§ **WRITTEN EXERCISE**:
For each line that holds "capabilities", copy the line out.
*-*-*
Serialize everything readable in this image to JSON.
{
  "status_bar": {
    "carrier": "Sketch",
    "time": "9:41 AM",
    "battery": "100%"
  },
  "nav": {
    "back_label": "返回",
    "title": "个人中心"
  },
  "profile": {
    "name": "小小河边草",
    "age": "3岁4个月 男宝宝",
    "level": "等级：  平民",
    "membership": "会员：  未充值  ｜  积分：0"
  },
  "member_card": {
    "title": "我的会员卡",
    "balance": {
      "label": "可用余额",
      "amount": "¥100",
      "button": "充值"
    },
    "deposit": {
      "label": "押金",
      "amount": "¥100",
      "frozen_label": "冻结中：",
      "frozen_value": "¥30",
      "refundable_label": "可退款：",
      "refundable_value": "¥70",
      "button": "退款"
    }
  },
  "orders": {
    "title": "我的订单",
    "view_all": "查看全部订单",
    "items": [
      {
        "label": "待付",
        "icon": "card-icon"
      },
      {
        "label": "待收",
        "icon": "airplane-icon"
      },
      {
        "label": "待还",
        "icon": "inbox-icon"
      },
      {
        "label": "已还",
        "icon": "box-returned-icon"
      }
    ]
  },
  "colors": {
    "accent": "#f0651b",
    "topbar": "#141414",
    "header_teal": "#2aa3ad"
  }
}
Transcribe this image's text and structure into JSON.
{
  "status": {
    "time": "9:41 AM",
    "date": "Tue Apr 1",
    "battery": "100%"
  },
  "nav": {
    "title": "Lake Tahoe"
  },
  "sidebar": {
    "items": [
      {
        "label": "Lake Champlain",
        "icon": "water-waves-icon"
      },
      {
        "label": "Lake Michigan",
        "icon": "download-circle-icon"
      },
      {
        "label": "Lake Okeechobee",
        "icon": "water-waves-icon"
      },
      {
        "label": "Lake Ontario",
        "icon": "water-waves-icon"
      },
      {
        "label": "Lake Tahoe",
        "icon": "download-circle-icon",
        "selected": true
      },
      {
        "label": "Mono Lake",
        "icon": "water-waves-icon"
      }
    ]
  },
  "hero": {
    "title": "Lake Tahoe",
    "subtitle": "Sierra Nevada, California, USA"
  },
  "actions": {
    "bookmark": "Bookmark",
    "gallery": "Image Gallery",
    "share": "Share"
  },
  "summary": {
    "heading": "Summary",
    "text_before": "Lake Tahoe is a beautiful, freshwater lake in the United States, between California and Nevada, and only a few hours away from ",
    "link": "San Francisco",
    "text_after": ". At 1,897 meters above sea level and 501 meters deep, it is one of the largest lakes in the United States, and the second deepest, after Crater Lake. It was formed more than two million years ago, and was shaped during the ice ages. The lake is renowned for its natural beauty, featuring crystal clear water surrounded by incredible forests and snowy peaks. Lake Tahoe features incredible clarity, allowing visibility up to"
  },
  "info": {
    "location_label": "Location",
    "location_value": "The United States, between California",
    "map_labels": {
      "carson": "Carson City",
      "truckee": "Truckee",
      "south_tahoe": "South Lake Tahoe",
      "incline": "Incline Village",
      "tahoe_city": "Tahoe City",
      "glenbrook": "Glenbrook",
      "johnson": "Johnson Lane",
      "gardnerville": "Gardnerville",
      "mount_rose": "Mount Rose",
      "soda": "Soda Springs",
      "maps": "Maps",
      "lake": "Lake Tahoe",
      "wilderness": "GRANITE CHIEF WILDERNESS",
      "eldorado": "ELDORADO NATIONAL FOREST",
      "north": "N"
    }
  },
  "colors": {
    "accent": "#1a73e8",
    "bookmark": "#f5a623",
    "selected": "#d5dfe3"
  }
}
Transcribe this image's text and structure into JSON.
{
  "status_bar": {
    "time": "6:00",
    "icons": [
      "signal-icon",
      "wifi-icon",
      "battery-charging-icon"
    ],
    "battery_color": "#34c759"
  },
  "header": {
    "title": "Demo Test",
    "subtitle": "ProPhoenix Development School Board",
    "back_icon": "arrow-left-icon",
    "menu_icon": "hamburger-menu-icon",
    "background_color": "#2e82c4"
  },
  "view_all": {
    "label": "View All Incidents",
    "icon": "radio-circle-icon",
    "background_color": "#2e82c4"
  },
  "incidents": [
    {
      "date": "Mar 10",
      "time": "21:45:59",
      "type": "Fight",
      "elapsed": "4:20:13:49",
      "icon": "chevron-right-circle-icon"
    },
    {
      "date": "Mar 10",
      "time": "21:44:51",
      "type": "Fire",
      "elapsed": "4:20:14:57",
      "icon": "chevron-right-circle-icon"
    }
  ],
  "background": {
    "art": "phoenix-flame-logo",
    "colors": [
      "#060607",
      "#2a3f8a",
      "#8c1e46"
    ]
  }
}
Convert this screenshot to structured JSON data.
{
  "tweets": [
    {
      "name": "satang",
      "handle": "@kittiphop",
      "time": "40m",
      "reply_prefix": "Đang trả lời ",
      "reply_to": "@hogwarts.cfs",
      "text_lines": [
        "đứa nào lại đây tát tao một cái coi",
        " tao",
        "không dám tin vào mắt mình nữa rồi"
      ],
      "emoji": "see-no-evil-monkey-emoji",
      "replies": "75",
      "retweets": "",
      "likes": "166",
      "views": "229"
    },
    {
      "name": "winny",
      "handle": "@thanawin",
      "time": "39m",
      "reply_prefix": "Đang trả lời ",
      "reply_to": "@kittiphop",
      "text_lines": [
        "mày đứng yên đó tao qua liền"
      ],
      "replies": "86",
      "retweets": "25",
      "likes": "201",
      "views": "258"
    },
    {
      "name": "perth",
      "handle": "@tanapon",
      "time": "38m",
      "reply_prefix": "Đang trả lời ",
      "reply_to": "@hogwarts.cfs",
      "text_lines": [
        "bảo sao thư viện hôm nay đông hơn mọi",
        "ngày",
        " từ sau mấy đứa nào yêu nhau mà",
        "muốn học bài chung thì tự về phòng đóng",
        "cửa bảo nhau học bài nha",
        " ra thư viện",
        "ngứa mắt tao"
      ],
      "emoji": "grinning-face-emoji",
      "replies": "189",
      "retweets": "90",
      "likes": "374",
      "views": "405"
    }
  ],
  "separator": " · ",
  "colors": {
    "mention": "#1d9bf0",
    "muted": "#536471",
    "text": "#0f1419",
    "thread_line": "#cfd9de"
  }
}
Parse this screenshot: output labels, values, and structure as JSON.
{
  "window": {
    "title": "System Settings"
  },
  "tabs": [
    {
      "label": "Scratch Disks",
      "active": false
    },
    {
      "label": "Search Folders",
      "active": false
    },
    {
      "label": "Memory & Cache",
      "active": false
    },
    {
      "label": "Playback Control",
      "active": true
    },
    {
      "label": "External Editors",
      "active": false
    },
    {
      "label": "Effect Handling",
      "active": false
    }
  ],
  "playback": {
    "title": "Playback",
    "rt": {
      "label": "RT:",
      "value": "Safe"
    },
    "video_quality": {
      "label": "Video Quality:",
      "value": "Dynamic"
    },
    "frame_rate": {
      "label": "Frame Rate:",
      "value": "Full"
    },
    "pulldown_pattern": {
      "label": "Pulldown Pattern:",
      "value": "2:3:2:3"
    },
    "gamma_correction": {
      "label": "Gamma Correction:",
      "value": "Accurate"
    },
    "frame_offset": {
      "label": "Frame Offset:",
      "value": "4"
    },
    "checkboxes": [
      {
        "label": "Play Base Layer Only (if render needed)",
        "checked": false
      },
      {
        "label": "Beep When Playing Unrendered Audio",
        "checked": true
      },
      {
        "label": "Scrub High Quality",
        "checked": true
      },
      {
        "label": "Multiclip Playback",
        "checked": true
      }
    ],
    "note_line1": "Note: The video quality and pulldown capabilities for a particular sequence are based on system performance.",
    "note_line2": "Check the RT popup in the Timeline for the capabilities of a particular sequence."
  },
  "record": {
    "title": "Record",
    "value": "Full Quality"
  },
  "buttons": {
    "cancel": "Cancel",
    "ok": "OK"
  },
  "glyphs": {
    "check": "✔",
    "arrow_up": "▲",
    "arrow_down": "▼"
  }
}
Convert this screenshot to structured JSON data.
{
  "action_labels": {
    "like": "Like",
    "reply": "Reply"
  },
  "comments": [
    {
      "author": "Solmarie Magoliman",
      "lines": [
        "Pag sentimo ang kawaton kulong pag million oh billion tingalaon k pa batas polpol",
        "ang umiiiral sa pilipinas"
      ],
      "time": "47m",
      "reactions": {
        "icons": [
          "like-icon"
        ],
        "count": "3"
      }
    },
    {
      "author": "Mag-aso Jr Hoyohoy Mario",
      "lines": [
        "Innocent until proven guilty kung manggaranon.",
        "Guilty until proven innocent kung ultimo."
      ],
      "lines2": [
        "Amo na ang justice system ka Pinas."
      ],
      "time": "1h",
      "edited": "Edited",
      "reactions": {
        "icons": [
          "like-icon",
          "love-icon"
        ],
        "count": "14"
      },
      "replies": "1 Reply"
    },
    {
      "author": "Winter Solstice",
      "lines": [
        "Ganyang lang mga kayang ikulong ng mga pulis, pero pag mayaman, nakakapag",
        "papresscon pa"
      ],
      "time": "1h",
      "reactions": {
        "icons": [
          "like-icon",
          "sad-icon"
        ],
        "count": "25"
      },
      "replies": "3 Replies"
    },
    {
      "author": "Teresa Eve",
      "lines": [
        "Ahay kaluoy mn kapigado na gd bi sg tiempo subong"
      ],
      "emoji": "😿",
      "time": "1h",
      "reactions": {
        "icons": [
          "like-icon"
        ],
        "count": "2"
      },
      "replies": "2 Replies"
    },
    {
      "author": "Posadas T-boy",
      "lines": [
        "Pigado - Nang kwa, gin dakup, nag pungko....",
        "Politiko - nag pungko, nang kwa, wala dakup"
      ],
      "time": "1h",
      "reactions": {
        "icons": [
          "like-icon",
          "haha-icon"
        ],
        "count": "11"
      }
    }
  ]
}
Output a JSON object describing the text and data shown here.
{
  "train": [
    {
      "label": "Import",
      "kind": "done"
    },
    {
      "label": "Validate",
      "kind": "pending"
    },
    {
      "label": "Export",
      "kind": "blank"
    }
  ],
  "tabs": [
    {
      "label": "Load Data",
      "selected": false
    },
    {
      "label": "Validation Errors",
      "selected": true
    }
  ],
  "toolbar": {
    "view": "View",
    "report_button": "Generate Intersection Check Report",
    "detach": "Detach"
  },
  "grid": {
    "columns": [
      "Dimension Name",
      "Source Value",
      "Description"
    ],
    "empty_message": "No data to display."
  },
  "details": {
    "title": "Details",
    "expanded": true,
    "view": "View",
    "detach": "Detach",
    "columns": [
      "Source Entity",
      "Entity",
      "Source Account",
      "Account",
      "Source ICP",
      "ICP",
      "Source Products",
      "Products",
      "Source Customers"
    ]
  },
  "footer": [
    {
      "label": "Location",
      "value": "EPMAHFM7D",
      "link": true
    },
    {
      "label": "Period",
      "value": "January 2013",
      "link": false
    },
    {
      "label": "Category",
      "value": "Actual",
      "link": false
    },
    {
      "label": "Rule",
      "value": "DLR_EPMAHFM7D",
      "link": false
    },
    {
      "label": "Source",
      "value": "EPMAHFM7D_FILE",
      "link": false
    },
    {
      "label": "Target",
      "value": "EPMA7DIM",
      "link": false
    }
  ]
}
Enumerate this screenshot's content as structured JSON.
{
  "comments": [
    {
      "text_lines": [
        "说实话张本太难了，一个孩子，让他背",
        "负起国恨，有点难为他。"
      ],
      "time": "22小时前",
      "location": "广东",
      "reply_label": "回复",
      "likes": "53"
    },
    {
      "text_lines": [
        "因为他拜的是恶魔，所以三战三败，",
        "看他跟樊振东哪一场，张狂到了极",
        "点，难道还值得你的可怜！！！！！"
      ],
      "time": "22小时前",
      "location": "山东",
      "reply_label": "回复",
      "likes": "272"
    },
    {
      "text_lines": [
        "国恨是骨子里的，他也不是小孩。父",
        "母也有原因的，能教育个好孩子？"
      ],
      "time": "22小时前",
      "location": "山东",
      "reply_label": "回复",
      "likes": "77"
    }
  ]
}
*-*-*
§ **FULL SOLUTION**:
    "note_line1": "Note: The video quality and pulldown capabilities for a particular sequence are based on system performance.",
    "note_line2": "Check the RT popup in the Timeline for the capabilities of a particular sequence."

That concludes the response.